In the listing below, count the lines with "Intensity" and report only the figure.

- - - - -

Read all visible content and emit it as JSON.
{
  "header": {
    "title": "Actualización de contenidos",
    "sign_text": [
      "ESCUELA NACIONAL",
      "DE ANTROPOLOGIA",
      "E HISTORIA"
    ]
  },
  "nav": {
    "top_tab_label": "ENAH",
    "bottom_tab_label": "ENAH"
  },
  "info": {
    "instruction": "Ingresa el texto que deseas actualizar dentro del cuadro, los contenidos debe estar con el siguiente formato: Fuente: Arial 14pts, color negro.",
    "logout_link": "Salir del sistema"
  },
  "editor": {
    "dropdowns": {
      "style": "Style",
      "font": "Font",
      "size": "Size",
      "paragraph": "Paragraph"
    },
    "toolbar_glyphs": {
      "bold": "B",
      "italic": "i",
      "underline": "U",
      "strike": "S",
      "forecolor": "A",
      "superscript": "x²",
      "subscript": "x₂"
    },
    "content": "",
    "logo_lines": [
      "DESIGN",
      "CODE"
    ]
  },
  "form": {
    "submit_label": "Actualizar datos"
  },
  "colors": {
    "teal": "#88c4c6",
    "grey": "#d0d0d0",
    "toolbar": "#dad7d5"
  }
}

- - - - -

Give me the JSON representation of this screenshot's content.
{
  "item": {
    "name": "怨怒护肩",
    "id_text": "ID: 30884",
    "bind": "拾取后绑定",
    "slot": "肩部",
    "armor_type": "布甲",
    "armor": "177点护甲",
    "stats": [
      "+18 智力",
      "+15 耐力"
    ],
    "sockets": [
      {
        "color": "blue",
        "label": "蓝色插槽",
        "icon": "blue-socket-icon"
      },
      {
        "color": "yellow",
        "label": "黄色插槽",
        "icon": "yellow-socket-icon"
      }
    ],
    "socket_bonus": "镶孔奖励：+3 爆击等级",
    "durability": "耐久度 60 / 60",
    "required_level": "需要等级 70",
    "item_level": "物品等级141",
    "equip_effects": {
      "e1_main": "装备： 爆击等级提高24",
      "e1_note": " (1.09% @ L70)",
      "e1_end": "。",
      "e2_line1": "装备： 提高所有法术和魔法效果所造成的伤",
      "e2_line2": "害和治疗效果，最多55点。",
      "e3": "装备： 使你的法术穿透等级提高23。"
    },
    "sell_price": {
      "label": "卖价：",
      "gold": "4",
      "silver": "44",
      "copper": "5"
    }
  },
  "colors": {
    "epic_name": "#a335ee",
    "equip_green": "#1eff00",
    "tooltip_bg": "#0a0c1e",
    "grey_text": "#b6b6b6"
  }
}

- - - - -

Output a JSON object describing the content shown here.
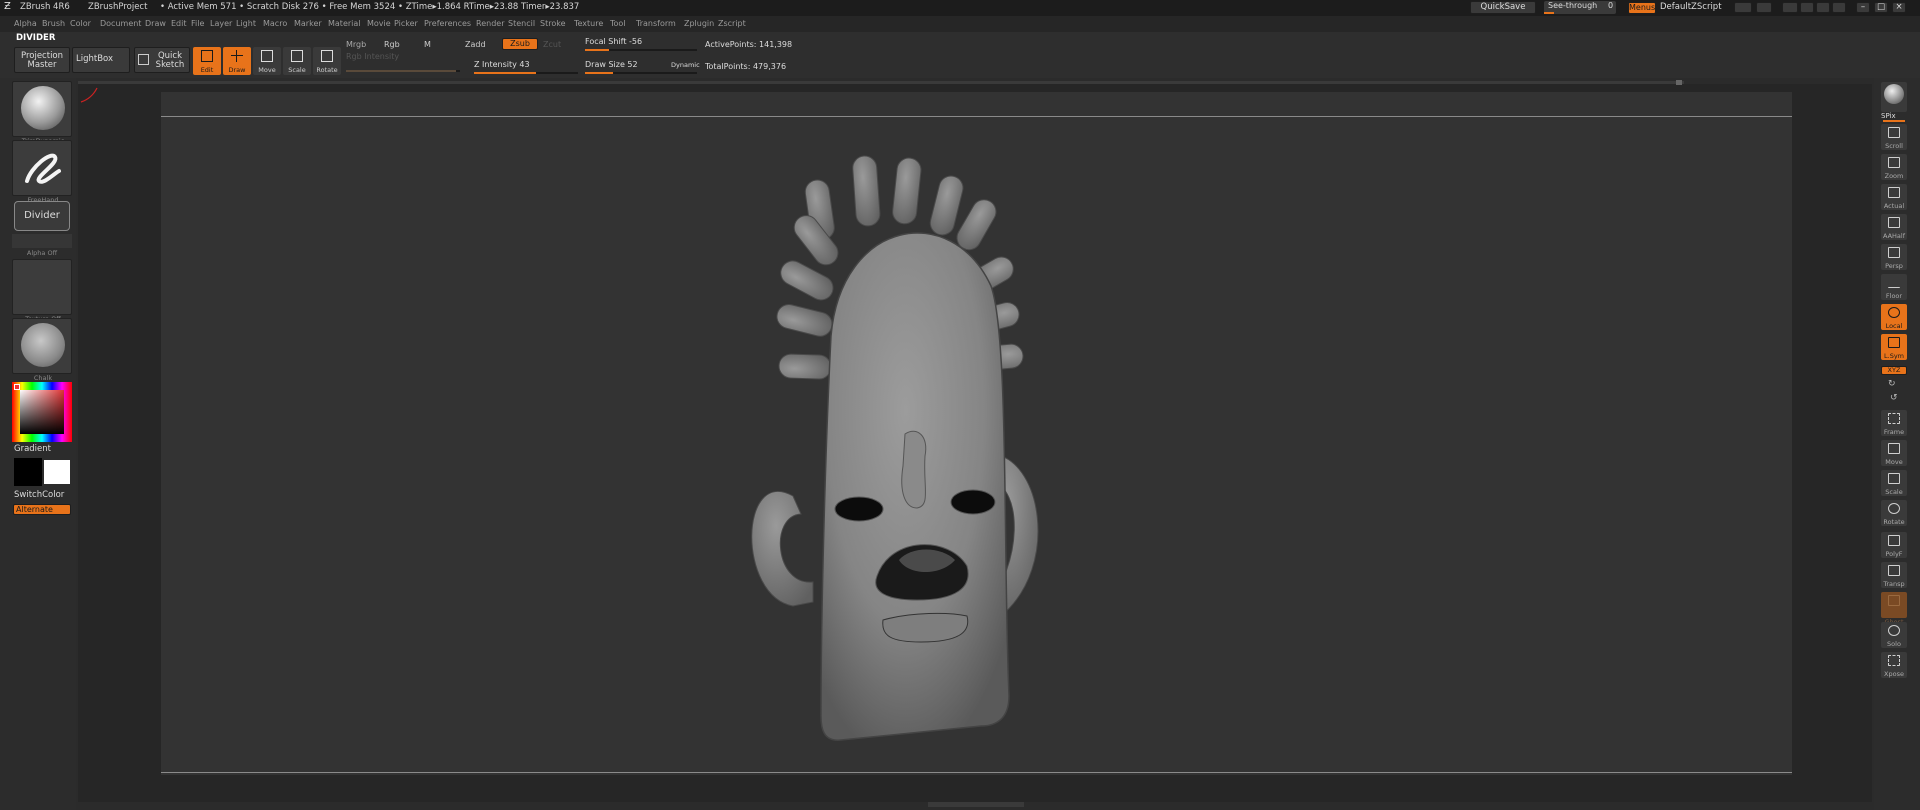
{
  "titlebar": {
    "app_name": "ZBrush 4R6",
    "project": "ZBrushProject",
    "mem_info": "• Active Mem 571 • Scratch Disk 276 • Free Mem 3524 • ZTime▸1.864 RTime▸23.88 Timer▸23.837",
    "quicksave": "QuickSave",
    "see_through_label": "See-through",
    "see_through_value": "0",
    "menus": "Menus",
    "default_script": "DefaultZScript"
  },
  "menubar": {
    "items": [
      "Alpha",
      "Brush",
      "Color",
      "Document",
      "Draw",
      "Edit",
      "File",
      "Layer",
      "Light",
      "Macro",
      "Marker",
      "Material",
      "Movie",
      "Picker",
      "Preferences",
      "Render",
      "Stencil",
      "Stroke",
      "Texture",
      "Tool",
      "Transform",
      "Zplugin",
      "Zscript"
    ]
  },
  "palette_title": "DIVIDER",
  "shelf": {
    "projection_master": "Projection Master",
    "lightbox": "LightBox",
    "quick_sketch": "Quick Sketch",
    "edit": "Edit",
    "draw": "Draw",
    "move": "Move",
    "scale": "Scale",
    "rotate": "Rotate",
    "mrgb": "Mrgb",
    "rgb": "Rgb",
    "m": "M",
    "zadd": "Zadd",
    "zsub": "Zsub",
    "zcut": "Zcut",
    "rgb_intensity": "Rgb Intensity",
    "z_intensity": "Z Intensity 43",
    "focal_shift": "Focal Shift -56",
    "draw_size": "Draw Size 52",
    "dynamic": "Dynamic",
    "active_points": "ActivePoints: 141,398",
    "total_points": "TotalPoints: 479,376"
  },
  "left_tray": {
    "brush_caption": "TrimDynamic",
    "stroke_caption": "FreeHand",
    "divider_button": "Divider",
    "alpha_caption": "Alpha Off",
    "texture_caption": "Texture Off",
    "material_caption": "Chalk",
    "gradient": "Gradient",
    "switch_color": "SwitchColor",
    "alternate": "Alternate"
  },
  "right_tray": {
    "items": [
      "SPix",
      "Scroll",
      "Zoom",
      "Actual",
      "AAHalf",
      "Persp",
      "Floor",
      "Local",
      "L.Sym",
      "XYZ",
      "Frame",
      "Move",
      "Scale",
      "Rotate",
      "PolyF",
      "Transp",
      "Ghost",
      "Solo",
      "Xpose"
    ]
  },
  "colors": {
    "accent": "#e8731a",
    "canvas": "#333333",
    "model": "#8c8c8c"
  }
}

- - - - -

### [SOLUTION TO THE EXERCISE]
2